WRITTEN PROBLEM = Determine how many lines include the word "Builders", then give that number and nothing more.
* * * *
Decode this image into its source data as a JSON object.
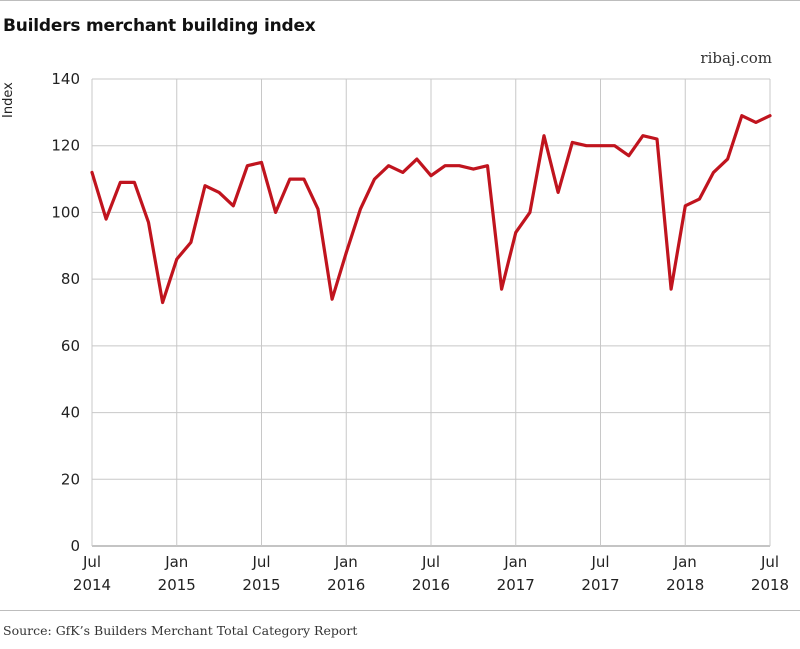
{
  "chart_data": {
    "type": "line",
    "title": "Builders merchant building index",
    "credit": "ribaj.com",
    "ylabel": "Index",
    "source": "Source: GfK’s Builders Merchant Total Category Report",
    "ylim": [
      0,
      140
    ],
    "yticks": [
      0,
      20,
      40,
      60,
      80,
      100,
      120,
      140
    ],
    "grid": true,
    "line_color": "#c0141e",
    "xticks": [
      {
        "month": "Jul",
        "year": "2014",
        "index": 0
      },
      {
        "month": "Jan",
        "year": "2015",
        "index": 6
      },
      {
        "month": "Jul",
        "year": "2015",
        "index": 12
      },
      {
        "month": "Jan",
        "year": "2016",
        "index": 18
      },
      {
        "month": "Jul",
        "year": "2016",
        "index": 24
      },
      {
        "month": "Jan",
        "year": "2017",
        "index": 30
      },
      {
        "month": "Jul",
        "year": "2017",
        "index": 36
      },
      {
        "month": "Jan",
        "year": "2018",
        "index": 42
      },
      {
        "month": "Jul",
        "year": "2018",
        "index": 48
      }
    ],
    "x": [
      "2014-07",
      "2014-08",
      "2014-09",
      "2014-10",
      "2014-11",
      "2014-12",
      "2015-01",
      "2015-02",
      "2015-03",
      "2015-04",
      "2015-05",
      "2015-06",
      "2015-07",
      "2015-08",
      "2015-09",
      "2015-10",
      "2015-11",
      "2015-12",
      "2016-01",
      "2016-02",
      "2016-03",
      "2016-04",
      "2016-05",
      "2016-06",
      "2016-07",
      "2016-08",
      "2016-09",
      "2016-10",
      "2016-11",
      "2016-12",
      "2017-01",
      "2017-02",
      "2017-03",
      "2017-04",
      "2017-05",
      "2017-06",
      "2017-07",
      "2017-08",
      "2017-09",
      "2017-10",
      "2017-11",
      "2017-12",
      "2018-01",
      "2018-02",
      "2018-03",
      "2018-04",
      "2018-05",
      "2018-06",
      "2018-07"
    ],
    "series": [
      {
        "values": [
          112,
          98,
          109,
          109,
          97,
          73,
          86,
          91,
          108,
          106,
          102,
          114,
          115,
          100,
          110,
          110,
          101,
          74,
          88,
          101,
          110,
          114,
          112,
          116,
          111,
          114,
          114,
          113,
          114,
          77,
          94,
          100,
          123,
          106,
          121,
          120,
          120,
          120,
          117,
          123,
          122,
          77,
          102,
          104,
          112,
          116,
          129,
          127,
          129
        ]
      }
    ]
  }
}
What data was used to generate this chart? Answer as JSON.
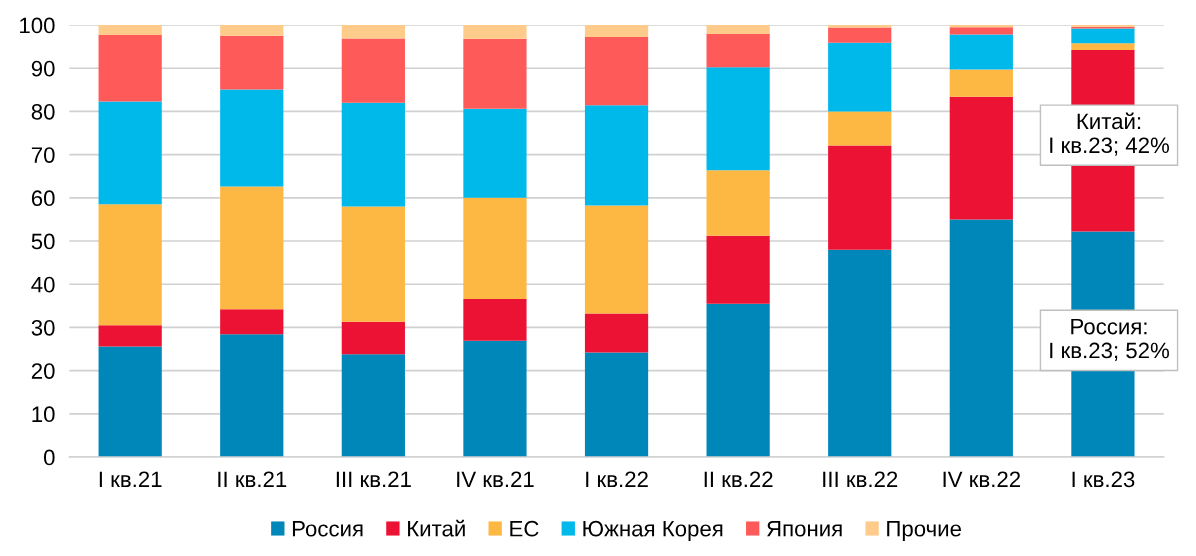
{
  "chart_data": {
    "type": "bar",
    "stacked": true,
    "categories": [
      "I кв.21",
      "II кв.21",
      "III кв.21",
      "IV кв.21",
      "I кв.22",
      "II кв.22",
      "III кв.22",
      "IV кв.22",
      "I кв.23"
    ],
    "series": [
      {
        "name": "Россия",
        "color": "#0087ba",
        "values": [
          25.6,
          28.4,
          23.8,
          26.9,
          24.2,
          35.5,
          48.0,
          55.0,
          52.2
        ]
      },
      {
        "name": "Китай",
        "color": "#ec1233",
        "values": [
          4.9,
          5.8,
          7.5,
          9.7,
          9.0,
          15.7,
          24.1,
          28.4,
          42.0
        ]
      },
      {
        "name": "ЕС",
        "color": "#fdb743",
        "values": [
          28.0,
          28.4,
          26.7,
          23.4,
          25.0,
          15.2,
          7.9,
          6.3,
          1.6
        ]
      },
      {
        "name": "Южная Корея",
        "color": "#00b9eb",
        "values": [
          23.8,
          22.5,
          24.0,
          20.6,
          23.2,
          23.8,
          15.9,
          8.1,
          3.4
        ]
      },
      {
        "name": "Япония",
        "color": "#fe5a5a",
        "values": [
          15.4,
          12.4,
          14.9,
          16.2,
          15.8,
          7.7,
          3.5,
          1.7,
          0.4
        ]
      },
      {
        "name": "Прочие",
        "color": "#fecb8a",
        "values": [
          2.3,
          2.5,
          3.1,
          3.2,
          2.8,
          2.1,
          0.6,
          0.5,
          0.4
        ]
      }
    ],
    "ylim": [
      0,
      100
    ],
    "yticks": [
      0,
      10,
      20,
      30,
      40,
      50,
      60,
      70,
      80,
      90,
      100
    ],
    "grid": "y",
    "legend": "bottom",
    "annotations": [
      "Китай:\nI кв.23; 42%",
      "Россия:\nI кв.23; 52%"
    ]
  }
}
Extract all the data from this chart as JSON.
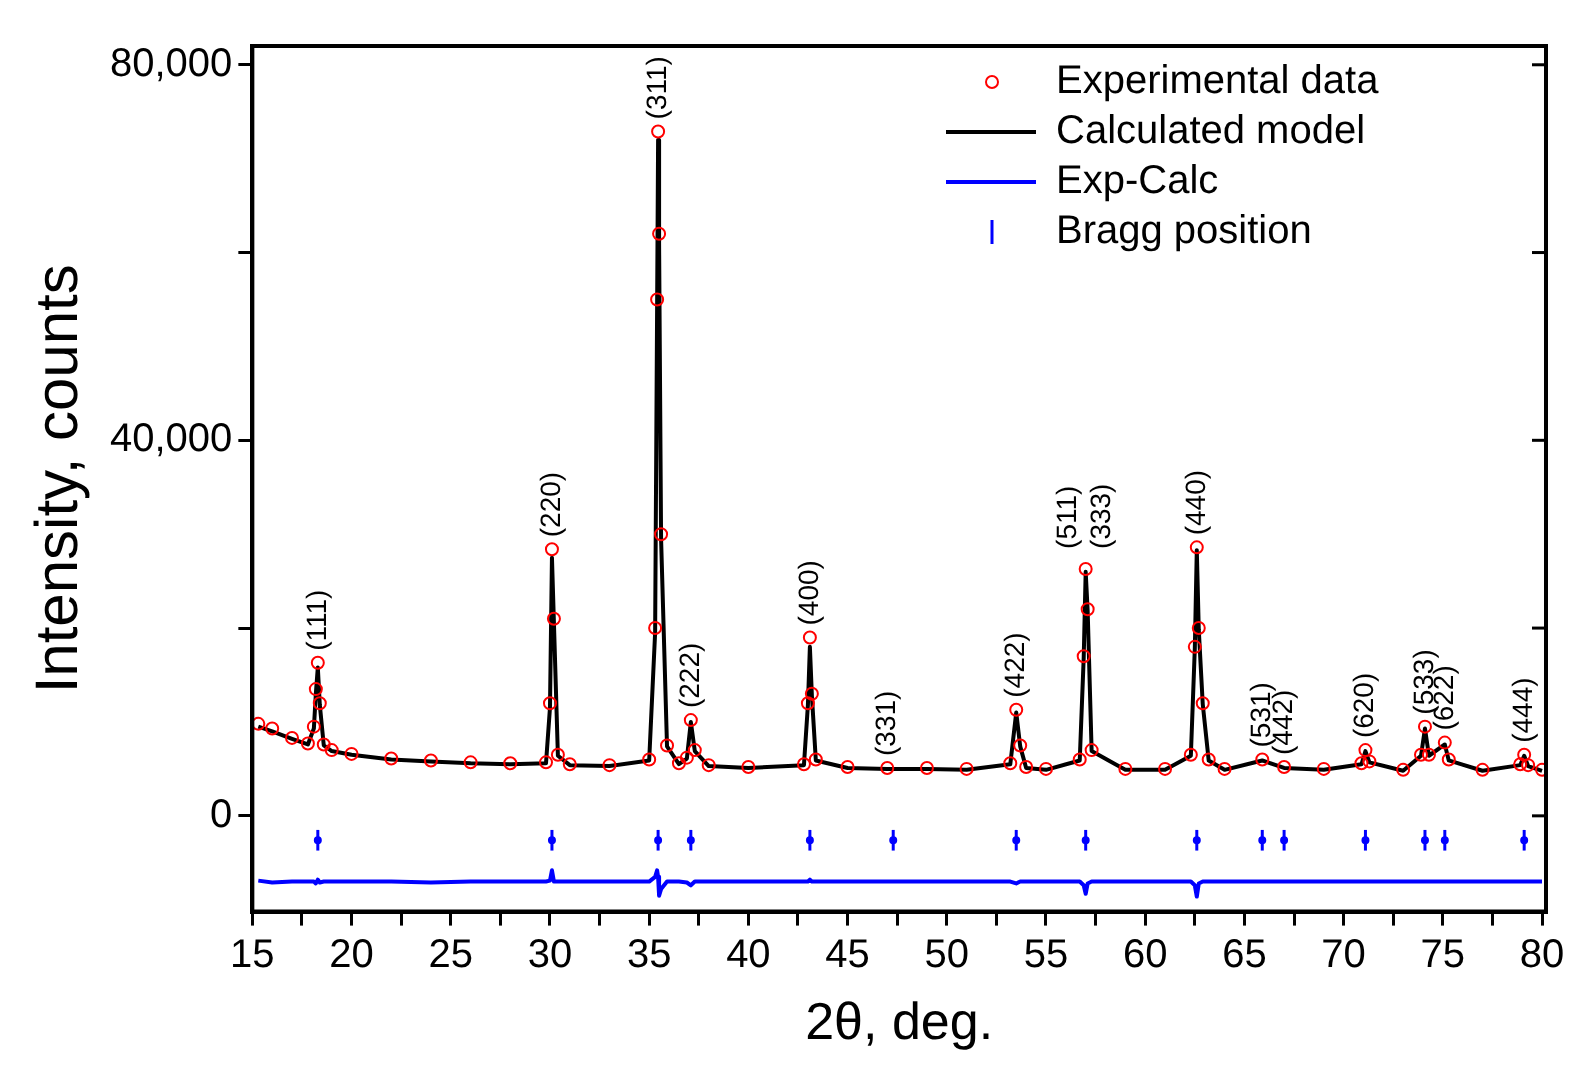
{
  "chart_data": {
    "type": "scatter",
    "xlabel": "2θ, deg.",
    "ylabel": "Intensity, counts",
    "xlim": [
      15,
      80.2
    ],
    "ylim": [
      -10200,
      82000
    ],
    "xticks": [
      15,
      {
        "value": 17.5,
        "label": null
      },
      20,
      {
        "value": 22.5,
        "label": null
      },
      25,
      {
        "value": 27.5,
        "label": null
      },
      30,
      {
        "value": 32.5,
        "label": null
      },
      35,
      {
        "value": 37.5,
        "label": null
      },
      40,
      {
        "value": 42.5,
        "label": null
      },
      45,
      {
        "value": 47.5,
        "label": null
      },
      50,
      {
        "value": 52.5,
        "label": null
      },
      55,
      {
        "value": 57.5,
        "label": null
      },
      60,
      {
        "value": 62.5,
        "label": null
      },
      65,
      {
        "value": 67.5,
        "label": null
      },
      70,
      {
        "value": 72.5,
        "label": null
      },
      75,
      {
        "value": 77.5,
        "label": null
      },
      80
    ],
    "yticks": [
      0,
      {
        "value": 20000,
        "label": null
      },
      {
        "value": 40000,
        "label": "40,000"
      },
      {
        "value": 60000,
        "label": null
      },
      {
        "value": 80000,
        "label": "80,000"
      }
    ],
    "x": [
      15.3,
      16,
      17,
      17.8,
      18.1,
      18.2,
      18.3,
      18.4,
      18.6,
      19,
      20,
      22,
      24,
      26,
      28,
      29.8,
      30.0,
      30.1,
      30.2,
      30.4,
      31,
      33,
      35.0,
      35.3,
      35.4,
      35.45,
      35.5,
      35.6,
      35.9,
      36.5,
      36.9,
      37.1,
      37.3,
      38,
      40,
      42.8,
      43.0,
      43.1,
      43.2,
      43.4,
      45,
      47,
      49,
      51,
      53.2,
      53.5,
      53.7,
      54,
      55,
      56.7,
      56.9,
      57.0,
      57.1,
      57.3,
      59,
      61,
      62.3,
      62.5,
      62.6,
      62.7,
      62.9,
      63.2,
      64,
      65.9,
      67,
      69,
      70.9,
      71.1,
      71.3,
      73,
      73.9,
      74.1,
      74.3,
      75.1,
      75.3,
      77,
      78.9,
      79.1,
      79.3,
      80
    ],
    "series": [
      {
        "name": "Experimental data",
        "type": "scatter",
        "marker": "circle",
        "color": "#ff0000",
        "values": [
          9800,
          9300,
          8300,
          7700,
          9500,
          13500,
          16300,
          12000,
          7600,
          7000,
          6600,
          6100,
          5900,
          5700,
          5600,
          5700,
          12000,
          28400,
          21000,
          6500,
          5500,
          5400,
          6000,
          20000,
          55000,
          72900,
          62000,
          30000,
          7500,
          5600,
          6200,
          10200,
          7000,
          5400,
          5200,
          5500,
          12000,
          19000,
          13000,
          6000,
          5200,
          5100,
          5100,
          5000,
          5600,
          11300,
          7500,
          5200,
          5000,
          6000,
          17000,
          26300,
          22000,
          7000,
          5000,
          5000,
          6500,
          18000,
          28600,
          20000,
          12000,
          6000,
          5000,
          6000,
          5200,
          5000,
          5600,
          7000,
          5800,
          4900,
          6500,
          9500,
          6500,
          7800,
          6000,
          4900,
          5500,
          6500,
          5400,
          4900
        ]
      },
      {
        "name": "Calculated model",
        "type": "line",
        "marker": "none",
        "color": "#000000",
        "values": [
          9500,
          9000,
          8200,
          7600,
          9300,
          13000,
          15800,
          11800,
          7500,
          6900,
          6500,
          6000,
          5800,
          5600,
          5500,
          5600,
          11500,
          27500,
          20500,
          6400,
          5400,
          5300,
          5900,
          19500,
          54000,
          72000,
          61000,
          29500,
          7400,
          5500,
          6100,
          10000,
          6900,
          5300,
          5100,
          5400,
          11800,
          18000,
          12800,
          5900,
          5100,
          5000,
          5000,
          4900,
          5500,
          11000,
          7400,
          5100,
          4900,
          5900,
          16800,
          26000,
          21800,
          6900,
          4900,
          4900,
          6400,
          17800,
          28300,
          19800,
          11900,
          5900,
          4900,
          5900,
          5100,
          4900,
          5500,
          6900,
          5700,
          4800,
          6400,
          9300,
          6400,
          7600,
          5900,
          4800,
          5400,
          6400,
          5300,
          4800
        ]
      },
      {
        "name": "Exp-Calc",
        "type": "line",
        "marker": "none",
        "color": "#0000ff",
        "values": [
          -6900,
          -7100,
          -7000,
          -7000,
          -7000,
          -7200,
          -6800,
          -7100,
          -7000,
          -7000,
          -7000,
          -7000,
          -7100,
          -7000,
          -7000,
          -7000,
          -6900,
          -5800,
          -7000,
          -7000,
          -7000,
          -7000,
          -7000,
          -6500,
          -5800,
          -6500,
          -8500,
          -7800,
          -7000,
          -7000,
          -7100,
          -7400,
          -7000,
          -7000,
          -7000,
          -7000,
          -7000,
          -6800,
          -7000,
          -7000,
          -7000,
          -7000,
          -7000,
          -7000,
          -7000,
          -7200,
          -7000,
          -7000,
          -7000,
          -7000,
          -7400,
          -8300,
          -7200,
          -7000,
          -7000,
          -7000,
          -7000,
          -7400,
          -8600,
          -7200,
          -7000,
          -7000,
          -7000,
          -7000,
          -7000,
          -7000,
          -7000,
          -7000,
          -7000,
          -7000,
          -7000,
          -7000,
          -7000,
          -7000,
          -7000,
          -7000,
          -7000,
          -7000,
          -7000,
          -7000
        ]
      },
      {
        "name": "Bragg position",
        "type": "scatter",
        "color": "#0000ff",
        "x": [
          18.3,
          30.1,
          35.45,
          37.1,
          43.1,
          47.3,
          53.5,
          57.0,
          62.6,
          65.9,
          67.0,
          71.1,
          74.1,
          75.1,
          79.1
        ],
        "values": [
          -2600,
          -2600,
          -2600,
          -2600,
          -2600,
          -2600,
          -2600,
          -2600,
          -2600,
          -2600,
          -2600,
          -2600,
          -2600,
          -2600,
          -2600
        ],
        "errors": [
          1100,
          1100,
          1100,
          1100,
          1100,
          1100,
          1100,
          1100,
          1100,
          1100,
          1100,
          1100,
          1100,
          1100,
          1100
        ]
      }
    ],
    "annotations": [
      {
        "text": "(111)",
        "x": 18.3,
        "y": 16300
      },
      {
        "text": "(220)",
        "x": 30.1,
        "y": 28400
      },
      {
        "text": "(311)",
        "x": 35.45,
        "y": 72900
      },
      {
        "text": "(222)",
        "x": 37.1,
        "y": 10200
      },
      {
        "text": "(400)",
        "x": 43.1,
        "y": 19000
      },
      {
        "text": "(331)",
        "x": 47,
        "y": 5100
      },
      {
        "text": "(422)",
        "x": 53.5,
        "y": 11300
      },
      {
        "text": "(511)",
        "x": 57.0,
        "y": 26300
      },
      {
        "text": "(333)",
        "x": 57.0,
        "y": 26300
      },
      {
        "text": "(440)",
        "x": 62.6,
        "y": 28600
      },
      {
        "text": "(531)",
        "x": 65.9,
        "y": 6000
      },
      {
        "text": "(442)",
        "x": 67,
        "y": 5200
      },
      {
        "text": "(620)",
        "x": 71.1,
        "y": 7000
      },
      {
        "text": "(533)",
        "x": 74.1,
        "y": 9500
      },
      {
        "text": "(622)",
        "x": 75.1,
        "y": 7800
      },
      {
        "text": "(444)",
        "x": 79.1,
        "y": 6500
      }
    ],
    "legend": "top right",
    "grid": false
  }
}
* * * *
RESULT OF THIS TASK = 2